## Exercise aim
Skip the pictures and extract all of the lines exactly as written.

## Input

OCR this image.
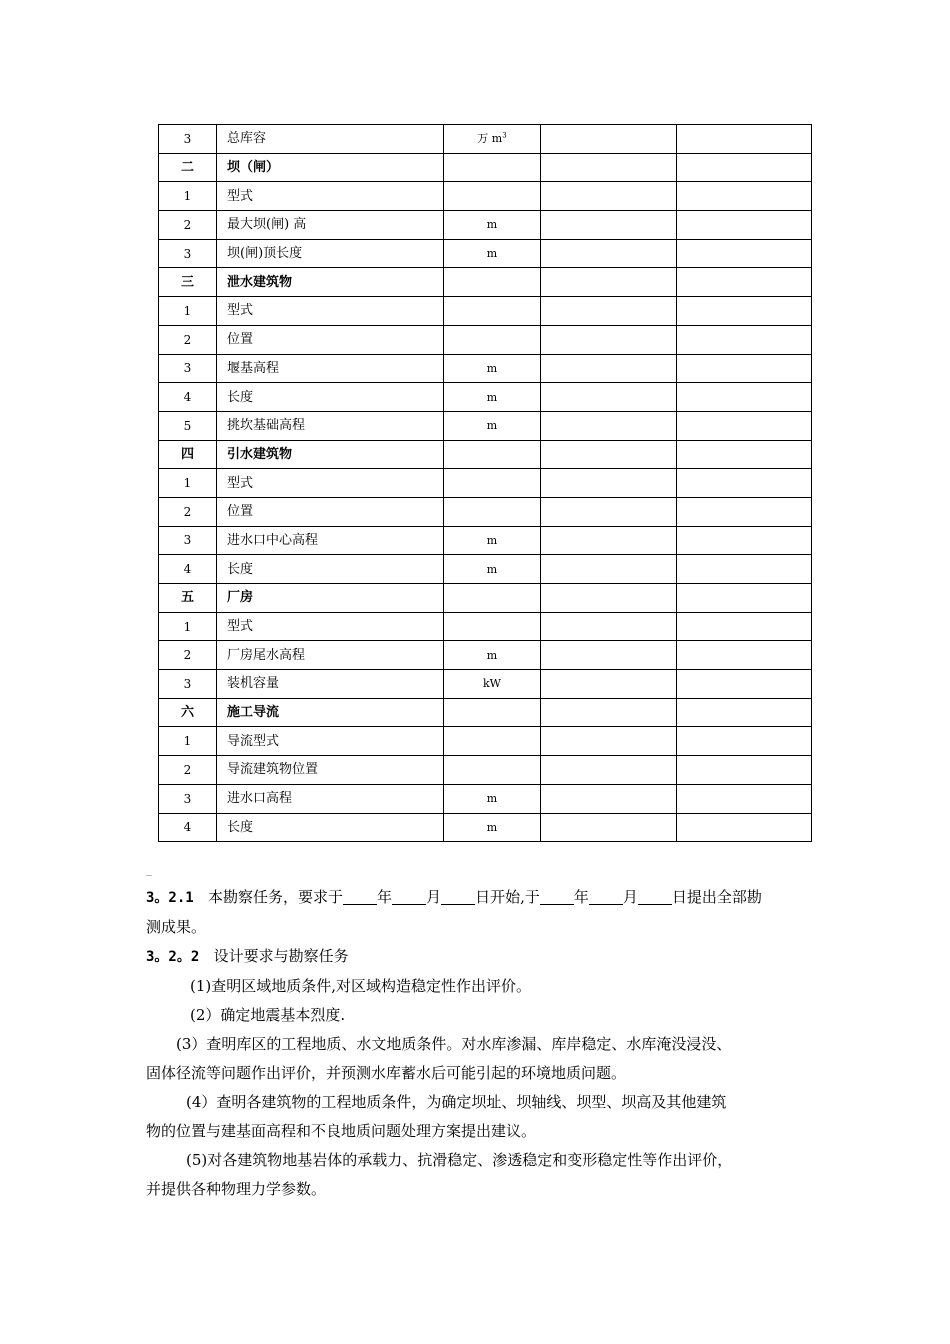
3	总库容	万 $m^3$		
二	坝（闸）			
1	型式			
2	最大坝(闸) 高	m		
3	坝(闸)顶长度	m		
三	泄水建筑物			
1	型式			
2	位置			
3	堰基高程	m		
4	长度	m		
5	挑坎基础高程	m		
四	引水建筑物			
1	型式			
2	位置			
3	进水口中心高程	m		
4	长度	m		
五	厂房			
1	型式			
2	厂房尾水高程	m		
3	装机容量	kW		
六	施工导流			
1	导流型式			
2	导流建筑物位置			
3	进水口高程	m		
4	长度	m		

3。2.1 本勘察任务，要求于 年 月 日开始,于 年 月 日提出全部勘

测成果。

3。2。2 设计要求与勘察任务

(1)查明区域地质条件,对区域构造稳定性作出评价。

(2）确定地震基本烈度.

(3）查明库区的工程地质、水文地质条件。对水库渗漏、库岸稳定、水库淹没浸没、

固体径流等问题作出评价，并预测水库蓄水后可能引起的环境地质问题。

(4）查明各建筑物的工程地质条件，为确定坝址、坝轴线、坝型、坝高及其他建筑

物的位置与建基面高程和不良地质问题处理方案提出建议。

(5)对各建筑物地基岩体的承载力、抗滑稳定、渗透稳定和变形稳定性等作出评价，

并提供各种物理力学参数。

## Task response
OCR this image.
3	总库容	万 $m^3$		
二	坝（闸）			
1	型式			
2	最大坝(闸) 高	m		
3	坝(闸)顶长度	m		
三	泄水建筑物			
1	型式			
2	位置			
3	堰基高程	m		
4	长度	m		
5	挑坎基础高程	m		
四	引水建筑物			
1	型式			
2	位置			
3	进水口中心高程	m		
4	长度	m		
五	厂房			
1	型式			
2	厂房尾水高程	m		
3	装机容量	kW		
六	施工导流			
1	导流型式			
2	导流建筑物位置			
3	进水口高程	m		
4	长度	m		

3。2.1 本勘察任务，要求于 年 月 日开始,于 年 月 日提出全部勘

测成果。

3。2。2 设计要求与勘察任务

(1)查明区域地质条件,对区域构造稳定性作出评价。

(2）确定地震基本烈度.

(3）查明库区的工程地质、水文地质条件。对水库渗漏、库岸稳定、水库淹没浸没、

固体径流等问题作出评价，并预测水库蓄水后可能引起的环境地质问题。

(4）查明各建筑物的工程地质条件，为确定坝址、坝轴线、坝型、坝高及其他建筑

物的位置与建基面高程和不良地质问题处理方案提出建议。

(5)对各建筑物地基岩体的承载力、抗滑稳定、渗透稳定和变形稳定性等作出评价，

并提供各种物理力学参数。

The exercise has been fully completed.